[Start Materials provided]
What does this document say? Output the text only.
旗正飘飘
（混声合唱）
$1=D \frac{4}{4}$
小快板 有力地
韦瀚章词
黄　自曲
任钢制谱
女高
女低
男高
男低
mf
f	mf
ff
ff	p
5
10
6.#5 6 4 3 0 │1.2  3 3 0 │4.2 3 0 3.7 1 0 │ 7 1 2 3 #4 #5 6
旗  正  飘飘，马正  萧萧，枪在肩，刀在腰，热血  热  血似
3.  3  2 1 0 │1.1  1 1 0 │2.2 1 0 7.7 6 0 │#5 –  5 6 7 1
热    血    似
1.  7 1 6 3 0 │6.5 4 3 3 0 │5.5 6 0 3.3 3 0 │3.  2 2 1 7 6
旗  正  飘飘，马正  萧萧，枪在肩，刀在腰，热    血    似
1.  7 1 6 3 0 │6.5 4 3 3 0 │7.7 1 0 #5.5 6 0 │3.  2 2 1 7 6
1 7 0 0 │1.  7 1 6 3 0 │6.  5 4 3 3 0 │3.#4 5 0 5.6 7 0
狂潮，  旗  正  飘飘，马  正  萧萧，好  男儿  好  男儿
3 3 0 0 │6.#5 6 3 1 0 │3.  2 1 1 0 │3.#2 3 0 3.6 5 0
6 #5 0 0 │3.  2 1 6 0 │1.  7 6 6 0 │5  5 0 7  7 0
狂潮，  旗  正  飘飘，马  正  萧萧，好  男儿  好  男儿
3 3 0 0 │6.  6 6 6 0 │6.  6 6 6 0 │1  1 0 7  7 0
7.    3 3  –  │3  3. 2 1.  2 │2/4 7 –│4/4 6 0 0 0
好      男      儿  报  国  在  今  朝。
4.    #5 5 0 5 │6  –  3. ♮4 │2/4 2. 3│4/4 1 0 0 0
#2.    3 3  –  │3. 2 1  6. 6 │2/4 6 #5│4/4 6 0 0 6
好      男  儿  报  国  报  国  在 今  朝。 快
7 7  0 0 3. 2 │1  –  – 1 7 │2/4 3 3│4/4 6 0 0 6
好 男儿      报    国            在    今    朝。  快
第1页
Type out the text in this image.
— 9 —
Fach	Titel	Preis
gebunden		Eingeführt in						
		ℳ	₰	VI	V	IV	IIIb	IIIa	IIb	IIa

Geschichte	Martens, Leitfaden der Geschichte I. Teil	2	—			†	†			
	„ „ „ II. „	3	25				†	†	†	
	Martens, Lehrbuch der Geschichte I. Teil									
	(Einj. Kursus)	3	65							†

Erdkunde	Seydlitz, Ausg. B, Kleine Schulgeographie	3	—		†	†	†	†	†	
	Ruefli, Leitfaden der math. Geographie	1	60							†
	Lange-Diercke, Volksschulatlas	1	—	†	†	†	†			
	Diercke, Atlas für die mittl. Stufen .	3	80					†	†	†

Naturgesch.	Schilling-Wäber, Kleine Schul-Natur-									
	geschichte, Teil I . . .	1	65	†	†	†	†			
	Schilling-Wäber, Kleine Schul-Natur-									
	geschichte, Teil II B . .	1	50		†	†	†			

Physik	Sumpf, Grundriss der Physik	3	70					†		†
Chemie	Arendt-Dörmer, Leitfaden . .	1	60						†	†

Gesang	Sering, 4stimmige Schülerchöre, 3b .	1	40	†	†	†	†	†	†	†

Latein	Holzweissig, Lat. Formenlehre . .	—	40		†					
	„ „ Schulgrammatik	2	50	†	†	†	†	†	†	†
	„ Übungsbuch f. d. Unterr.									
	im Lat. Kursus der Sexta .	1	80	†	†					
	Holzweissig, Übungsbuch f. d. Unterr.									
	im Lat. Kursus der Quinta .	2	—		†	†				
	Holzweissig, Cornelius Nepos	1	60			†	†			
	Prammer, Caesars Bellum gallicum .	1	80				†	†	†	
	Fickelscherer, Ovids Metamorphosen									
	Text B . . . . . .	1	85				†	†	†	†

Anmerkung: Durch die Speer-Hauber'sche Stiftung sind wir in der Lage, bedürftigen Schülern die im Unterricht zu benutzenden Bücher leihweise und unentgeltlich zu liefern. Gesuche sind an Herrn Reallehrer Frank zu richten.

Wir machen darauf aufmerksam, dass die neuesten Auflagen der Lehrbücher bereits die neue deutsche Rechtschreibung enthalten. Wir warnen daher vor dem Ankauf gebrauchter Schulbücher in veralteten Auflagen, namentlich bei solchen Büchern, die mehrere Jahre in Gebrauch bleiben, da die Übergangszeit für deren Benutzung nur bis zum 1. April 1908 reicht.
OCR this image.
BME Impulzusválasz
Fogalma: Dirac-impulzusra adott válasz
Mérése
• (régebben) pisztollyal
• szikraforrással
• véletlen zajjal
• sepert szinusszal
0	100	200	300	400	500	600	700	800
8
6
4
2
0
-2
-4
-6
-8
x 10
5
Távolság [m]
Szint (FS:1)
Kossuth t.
[End Materials provided]
> [Description of the task]
Every line from the one containing "OCR this image." through the last line of the entries must be written out verbatim, and no other line.

> [Result]
OCR this image.
BME Impulzusválasz
Fogalma: Dirac-impulzusra adott válasz
Mérése
• (régebben) pisztollyal
• szikraforrással
• véletlen zajjal
• sepert szinusszal
0	100	200	300	400	500	600	700	800
8
6
4
2
0
-2
-4
-6
-8
x 10
5
Távolság [m]
Szint (FS:1)
Kossuth t.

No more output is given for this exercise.